__What is asked__
From the records, pick out and copy each line containing "change".

begin

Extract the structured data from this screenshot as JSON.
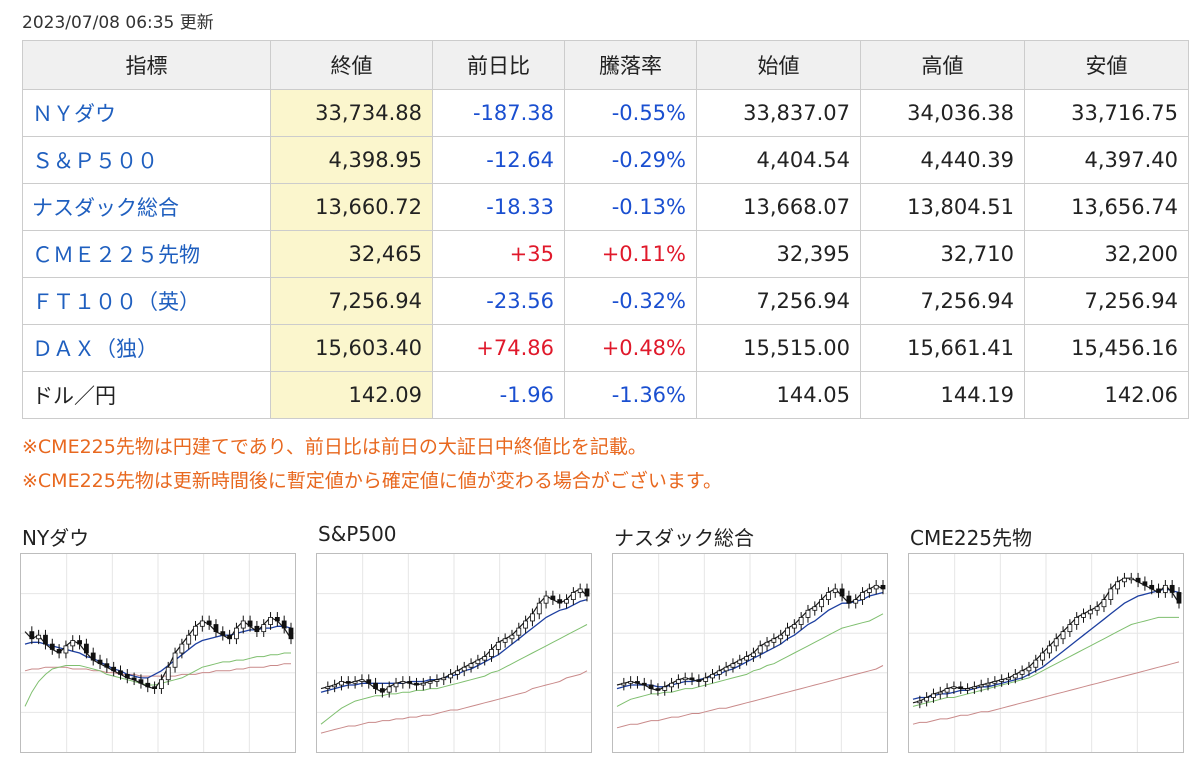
{
  "updated": "2023/07/08 06:35 更新",
  "headers": [
    "指標",
    "終値",
    "前日比",
    "騰落率",
    "始値",
    "高値",
    "安値"
  ],
  "rows": [
    {
      "name": "ＮＹダウ",
      "close": "33,734.88",
      "change": "-187.38",
      "pct": "-0.55%",
      "open": "33,837.07",
      "high": "34,036.38",
      "low": "33,716.75",
      "dir": "down",
      "link": true
    },
    {
      "name": "Ｓ＆Ｐ５００",
      "close": "4,398.95",
      "change": "-12.64",
      "pct": "-0.29%",
      "open": "4,404.54",
      "high": "4,440.39",
      "low": "4,397.40",
      "dir": "down",
      "link": true
    },
    {
      "name": "ナスダック総合",
      "close": "13,660.72",
      "change": "-18.33",
      "pct": "-0.13%",
      "open": "13,668.07",
      "high": "13,804.51",
      "low": "13,656.74",
      "dir": "down",
      "link": true
    },
    {
      "name": "ＣＭＥ２２５先物",
      "close": "32,465",
      "change": "+35",
      "pct": "+0.11%",
      "open": "32,395",
      "high": "32,710",
      "low": "32,200",
      "dir": "up",
      "link": true
    },
    {
      "name": "ＦＴ１００（英）",
      "close": "7,256.94",
      "change": "-23.56",
      "pct": "-0.32%",
      "open": "7,256.94",
      "high": "7,256.94",
      "low": "7,256.94",
      "dir": "down",
      "link": true
    },
    {
      "name": "ＤＡＸ（独）",
      "close": "15,603.40",
      "change": "+74.86",
      "pct": "+0.48%",
      "open": "15,515.00",
      "high": "15,661.41",
      "low": "15,456.16",
      "dir": "up",
      "link": true
    },
    {
      "name": "ドル／円",
      "close": "142.09",
      "change": "-1.96",
      "pct": "-1.36%",
      "open": "144.05",
      "high": "144.19",
      "low": "142.06",
      "dir": "down",
      "link": false
    }
  ],
  "notes": [
    "※CME225先物は円建てであり、前日比は前日の大証日中終値比を記載。",
    "※CME225先物は更新時間後に暫定値から確定値に値が変わる場合がございます。"
  ],
  "charts": [
    {
      "title": "NYダウ"
    },
    {
      "title": "S&P500"
    },
    {
      "title": "ナスダック総合"
    },
    {
      "title": "CME225先物"
    }
  ],
  "colors": {
    "link": "#1f5fbf",
    "down": "#1a4fd0",
    "up": "#e0192b",
    "note": "#e8681f",
    "close_bg": "#fbf6cd",
    "header_bg": "#f0f0f0"
  },
  "chart_data": [
    {
      "type": "line",
      "series": [
        {
          "values": [
            62,
            58,
            60,
            55,
            52,
            50,
            54,
            57,
            55,
            50,
            46,
            44,
            42,
            40,
            38,
            36,
            35,
            33,
            31,
            30,
            35,
            42,
            50,
            55,
            60,
            65,
            68,
            66,
            62,
            60,
            58,
            64,
            68,
            65,
            62,
            66,
            70,
            68,
            64,
            58
          ]
        },
        {
          "values": [
            55,
            56,
            56,
            55,
            54,
            53,
            52,
            51,
            50,
            48,
            47,
            45,
            43,
            41,
            40,
            38,
            37,
            36,
            36,
            38,
            40,
            43,
            46,
            49,
            52,
            55,
            57,
            58,
            59,
            60,
            60,
            61,
            62,
            63,
            63,
            64,
            64,
            65,
            65,
            64
          ]
        },
        {
          "values": [
            20,
            28,
            34,
            38,
            41,
            42,
            43,
            43,
            43,
            42,
            41,
            40,
            38,
            37,
            36,
            35,
            34,
            33,
            32,
            32,
            33,
            34,
            35,
            36,
            38,
            40,
            42,
            43,
            44,
            45,
            45,
            46,
            46,
            47,
            48,
            48,
            49,
            49,
            50,
            50
          ]
        },
        {
          "values": [
            40,
            41,
            41,
            42,
            42,
            42,
            42,
            41,
            41,
            41,
            40,
            40,
            39,
            39,
            38,
            38,
            38,
            37,
            37,
            37,
            37,
            37,
            37,
            38,
            38,
            38,
            39,
            39,
            40,
            40,
            40,
            41,
            41,
            42,
            42,
            42,
            43,
            43,
            44,
            44
          ]
        }
      ]
    },
    {
      "type": "line",
      "series": [
        {
          "values": [
            30,
            31,
            32,
            34,
            33,
            34,
            35,
            33,
            30,
            28,
            31,
            33,
            34,
            33,
            32,
            33,
            34,
            35,
            36,
            38,
            40,
            42,
            44,
            46,
            48,
            52,
            56,
            58,
            60,
            64,
            68,
            72,
            78,
            82,
            80,
            78,
            80,
            84,
            86,
            82
          ]
        },
        {
          "values": [
            28,
            29,
            30,
            31,
            32,
            32,
            33,
            33,
            33,
            33,
            33,
            33,
            33,
            34,
            34,
            34,
            35,
            35,
            36,
            37,
            38,
            40,
            41,
            43,
            45,
            47,
            49,
            52,
            55,
            58,
            61,
            64,
            67,
            70,
            72,
            74,
            75,
            77,
            79,
            80
          ]
        },
        {
          "values": [
            10,
            13,
            16,
            19,
            21,
            23,
            24,
            25,
            26,
            26,
            27,
            27,
            28,
            28,
            29,
            29,
            30,
            30,
            31,
            32,
            33,
            34,
            35,
            36,
            37,
            39,
            40,
            42,
            44,
            46,
            48,
            50,
            52,
            54,
            56,
            58,
            60,
            62,
            64,
            66
          ]
        },
        {
          "values": [
            5,
            6,
            7,
            8,
            9,
            9,
            10,
            11,
            11,
            12,
            12,
            13,
            13,
            14,
            14,
            15,
            15,
            16,
            17,
            18,
            18,
            19,
            20,
            21,
            22,
            23,
            24,
            25,
            26,
            27,
            28,
            30,
            31,
            32,
            33,
            34,
            36,
            37,
            38,
            40
          ]
        }
      ]
    },
    {
      "type": "line",
      "series": [
        {
          "values": [
            32,
            33,
            34,
            33,
            32,
            30,
            29,
            31,
            33,
            35,
            36,
            35,
            34,
            36,
            38,
            40,
            42,
            44,
            46,
            48,
            50,
            54,
            56,
            58,
            60,
            64,
            66,
            70,
            74,
            76,
            80,
            84,
            86,
            82,
            78,
            80,
            84,
            86,
            88,
            86
          ]
        },
        {
          "values": [
            30,
            31,
            32,
            32,
            32,
            32,
            31,
            31,
            32,
            33,
            34,
            34,
            35,
            36,
            37,
            38,
            40,
            41,
            43,
            45,
            47,
            49,
            51,
            53,
            55,
            58,
            60,
            63,
            66,
            68,
            71,
            74,
            76,
            78,
            78,
            79,
            80,
            82,
            83,
            84
          ]
        },
        {
          "values": [
            20,
            22,
            24,
            25,
            26,
            27,
            27,
            28,
            28,
            29,
            30,
            30,
            31,
            32,
            33,
            34,
            35,
            36,
            37,
            38,
            40,
            41,
            43,
            44,
            46,
            48,
            50,
            52,
            54,
            56,
            58,
            60,
            62,
            64,
            65,
            66,
            67,
            68,
            70,
            72
          ]
        },
        {
          "values": [
            8,
            9,
            10,
            10,
            11,
            12,
            12,
            13,
            14,
            14,
            15,
            16,
            16,
            17,
            18,
            19,
            19,
            20,
            21,
            22,
            23,
            24,
            25,
            26,
            27,
            28,
            29,
            30,
            31,
            32,
            33,
            34,
            35,
            36,
            37,
            38,
            39,
            40,
            41,
            43
          ]
        }
      ]
    },
    {
      "type": "line",
      "series": [
        {
          "values": [
            22,
            23,
            25,
            27,
            28,
            30,
            31,
            30,
            30,
            31,
            32,
            33,
            34,
            35,
            36,
            38,
            40,
            42,
            46,
            50,
            54,
            58,
            62,
            66,
            70,
            72,
            74,
            76,
            80,
            86,
            90,
            92,
            92,
            90,
            88,
            86,
            84,
            88,
            84,
            78
          ]
        },
        {
          "values": [
            24,
            25,
            25,
            26,
            27,
            27,
            28,
            29,
            29,
            30,
            31,
            31,
            32,
            33,
            34,
            35,
            36,
            38,
            40,
            42,
            45,
            48,
            51,
            54,
            57,
            60,
            63,
            66,
            69,
            72,
            75,
            78,
            80,
            82,
            83,
            84,
            85,
            86,
            85,
            84
          ]
        },
        {
          "values": [
            20,
            21,
            22,
            23,
            24,
            25,
            25,
            26,
            27,
            28,
            29,
            30,
            31,
            32,
            33,
            34,
            35,
            36,
            38,
            40,
            42,
            44,
            46,
            48,
            50,
            52,
            54,
            56,
            58,
            60,
            62,
            64,
            66,
            67,
            68,
            69,
            70,
            70,
            70,
            70
          ]
        },
        {
          "values": [
            10,
            11,
            11,
            12,
            13,
            13,
            14,
            15,
            15,
            16,
            17,
            17,
            18,
            19,
            20,
            21,
            22,
            23,
            24,
            25,
            26,
            27,
            28,
            29,
            30,
            31,
            32,
            33,
            34,
            35,
            36,
            37,
            38,
            39,
            40,
            41,
            42,
            43,
            44,
            45
          ]
        }
      ]
    }
  ]
}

end

__Worked solution__
      "change": "-187.38",
      "change": "-12.64",
      "change": "-18.33",
      "change": "+35",
      "change": "-23.56",
      "change": "+74.86",
      "change": "-1.96",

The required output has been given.